* [Stated task]: Set each record down exactly, excluding all images.

* Begin Material for this task *

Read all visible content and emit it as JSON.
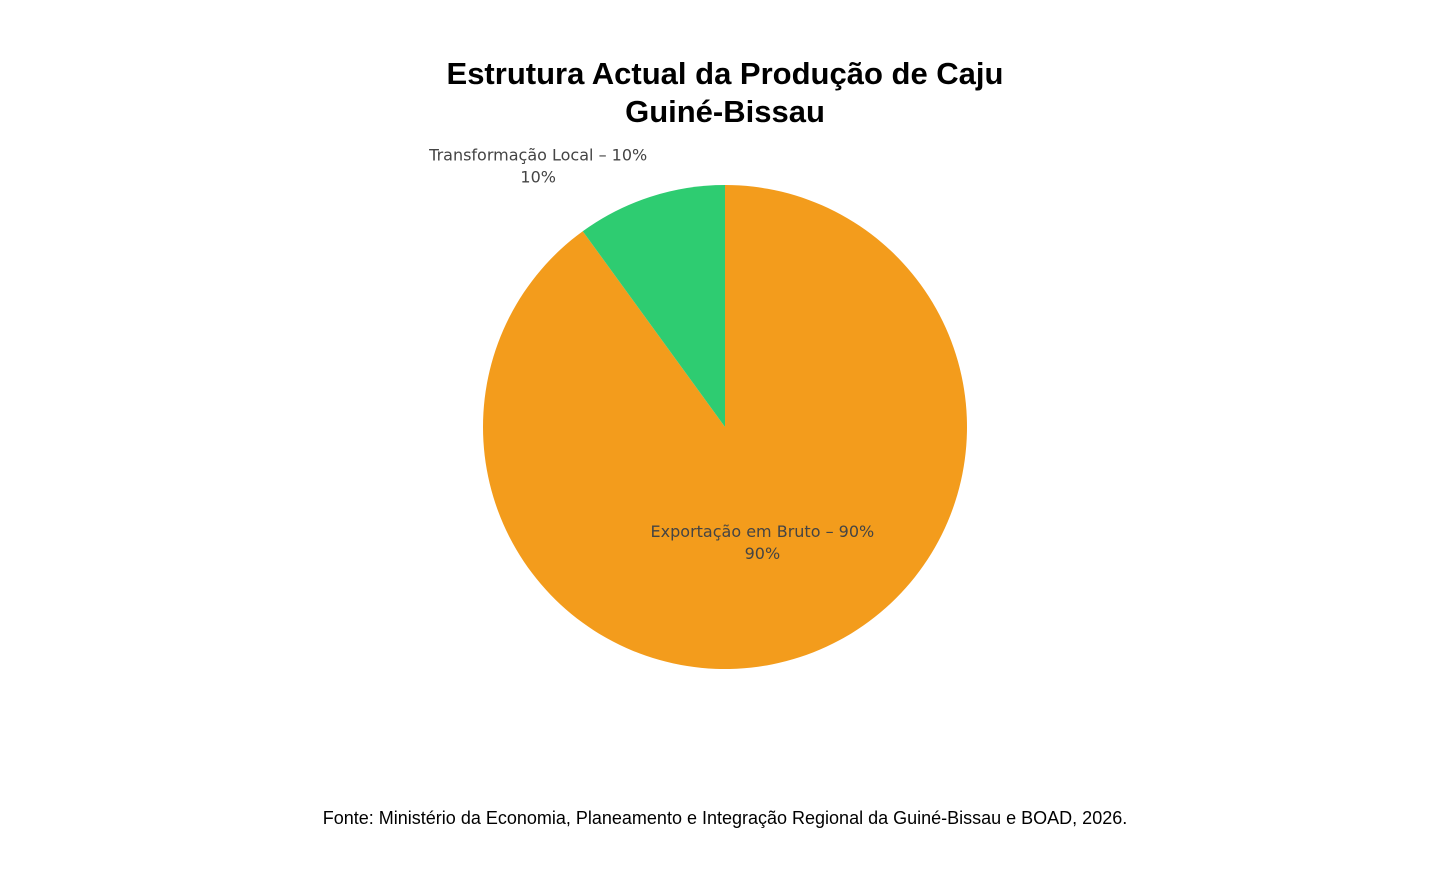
{
  "chart_data": {
    "type": "pie",
    "title": "Estrutura Actual da Produção de Caju",
    "subtitle": "Guiné-Bissau",
    "categories": [
      "Exportação em Bruto – 90%",
      "Transformação Local – 10%"
    ],
    "values": [
      90,
      10
    ],
    "value_labels": [
      "90%",
      "10%"
    ],
    "colors": [
      "#f39c1c",
      "#2ecc71"
    ],
    "source": "Fonte: Ministério da Economia, Planeamento e Integração Regional da Guiné-Bissau e BOAD, 2026."
  }
}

* End Material for this task *

* [The output]:
Read all visible content and emit it as JSON.
{
  "chart_data": {
    "type": "pie",
    "title": "Estrutura Actual da Produção de Caju",
    "subtitle": "Guiné-Bissau",
    "categories": [
      "Exportação em Bruto – 90%",
      "Transformação Local – 10%"
    ],
    "values": [
      90,
      10
    ],
    "value_labels": [
      "90%",
      "10%"
    ],
    "colors": [
      "#f39c1c",
      "#2ecc71"
    ],
    "source": "Fonte: Ministério da Economia, Planeamento e Integração Regional da Guiné-Bissau e BOAD, 2026."
  }
}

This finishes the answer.